- _TASK TO COMPLETE_:
Read through the data and report every line in which the word "Credit" occurs.

- _RECORDS TO PROCESS_:

>> Begin

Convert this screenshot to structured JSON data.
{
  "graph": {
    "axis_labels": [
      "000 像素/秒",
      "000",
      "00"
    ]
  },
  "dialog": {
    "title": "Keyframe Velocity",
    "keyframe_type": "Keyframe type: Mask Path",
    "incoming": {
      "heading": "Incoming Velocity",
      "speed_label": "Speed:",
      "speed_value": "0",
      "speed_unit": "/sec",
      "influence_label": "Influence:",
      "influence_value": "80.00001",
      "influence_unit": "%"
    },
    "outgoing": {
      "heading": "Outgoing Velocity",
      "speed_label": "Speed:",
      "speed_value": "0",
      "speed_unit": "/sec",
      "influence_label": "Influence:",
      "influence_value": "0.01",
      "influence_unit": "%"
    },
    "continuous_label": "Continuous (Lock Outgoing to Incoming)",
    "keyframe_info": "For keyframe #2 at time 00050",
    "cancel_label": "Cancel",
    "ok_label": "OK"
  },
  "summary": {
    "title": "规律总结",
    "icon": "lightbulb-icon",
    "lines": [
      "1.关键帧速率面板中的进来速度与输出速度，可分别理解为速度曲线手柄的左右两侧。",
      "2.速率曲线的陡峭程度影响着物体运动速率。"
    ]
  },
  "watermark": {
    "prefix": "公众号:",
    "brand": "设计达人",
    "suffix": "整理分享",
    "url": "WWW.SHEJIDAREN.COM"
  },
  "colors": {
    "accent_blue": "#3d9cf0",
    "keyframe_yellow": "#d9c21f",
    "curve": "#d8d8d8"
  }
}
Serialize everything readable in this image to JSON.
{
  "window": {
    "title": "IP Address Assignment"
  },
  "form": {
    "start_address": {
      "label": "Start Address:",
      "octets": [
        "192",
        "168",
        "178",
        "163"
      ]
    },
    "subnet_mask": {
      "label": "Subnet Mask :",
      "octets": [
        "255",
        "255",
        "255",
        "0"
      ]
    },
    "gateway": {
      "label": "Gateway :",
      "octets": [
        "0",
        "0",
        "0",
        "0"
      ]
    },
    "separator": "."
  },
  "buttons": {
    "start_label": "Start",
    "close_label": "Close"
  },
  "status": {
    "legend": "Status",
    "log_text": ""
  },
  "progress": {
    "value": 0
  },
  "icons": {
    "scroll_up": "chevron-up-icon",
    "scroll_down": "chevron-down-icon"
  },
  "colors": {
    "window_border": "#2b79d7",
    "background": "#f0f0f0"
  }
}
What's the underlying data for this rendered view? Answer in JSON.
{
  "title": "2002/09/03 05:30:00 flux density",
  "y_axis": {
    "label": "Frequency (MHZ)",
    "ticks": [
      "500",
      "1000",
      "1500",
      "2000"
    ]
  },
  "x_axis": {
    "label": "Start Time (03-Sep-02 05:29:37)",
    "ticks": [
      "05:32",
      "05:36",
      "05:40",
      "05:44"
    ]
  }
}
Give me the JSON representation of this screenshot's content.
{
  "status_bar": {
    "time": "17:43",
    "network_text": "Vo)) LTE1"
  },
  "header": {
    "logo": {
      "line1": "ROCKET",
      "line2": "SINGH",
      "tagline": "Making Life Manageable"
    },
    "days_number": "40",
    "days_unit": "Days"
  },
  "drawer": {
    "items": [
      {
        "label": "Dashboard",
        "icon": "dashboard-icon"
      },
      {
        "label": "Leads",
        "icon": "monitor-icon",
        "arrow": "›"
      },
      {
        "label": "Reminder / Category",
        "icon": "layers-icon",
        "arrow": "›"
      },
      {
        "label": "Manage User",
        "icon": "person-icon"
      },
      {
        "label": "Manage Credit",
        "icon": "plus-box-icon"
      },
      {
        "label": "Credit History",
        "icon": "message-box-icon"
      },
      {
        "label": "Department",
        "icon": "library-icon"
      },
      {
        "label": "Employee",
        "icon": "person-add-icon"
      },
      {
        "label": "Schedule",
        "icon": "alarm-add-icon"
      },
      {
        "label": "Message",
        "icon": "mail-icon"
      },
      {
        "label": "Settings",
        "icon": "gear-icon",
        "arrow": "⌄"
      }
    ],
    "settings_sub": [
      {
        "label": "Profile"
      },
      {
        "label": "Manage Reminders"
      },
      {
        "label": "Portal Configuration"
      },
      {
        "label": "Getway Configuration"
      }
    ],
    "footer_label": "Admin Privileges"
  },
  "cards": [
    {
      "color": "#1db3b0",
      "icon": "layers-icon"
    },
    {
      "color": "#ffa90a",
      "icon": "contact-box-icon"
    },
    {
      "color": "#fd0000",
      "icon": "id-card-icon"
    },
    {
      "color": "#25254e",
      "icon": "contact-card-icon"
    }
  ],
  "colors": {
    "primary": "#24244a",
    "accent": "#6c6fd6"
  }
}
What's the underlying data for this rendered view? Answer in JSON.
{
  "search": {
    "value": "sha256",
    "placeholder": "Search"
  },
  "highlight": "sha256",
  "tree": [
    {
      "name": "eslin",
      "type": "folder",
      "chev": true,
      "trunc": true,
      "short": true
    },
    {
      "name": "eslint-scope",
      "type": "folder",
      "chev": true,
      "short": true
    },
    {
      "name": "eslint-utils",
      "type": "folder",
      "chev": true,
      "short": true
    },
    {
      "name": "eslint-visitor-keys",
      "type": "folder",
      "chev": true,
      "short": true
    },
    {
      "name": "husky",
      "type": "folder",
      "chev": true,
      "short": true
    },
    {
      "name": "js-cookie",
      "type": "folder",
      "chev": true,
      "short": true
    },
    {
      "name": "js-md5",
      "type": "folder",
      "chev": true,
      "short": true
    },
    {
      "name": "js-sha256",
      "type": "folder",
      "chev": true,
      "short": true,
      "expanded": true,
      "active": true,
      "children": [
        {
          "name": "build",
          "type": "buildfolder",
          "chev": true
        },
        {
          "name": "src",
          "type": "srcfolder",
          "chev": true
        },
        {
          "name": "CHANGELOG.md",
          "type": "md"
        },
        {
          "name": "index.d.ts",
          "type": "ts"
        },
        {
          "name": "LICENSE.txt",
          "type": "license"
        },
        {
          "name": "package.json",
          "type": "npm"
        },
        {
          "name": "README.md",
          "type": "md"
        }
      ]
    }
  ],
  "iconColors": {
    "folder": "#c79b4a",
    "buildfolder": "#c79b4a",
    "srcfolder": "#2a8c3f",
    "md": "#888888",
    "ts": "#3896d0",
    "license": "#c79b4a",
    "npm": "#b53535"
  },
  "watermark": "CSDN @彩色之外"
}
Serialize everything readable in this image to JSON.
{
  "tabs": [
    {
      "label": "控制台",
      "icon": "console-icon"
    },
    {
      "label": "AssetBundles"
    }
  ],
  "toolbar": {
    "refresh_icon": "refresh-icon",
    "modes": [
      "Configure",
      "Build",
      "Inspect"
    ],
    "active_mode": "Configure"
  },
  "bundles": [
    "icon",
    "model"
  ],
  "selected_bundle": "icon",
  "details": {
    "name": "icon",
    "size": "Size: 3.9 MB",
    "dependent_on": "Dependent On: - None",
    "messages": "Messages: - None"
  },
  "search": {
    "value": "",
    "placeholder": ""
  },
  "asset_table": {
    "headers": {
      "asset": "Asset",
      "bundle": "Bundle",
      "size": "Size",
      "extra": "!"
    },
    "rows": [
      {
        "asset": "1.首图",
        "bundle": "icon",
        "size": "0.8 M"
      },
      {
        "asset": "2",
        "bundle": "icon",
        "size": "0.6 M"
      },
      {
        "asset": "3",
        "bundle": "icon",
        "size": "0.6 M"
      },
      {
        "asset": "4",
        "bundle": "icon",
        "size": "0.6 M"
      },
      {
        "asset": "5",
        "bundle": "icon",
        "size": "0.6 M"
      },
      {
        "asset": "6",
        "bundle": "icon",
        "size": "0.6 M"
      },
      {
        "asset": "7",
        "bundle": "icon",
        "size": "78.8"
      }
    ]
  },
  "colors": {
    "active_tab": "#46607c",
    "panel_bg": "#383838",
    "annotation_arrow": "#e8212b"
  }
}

>> End

- _THE RESPONSE_:
        "label": "Manage Credit",
        "label": "Credit History",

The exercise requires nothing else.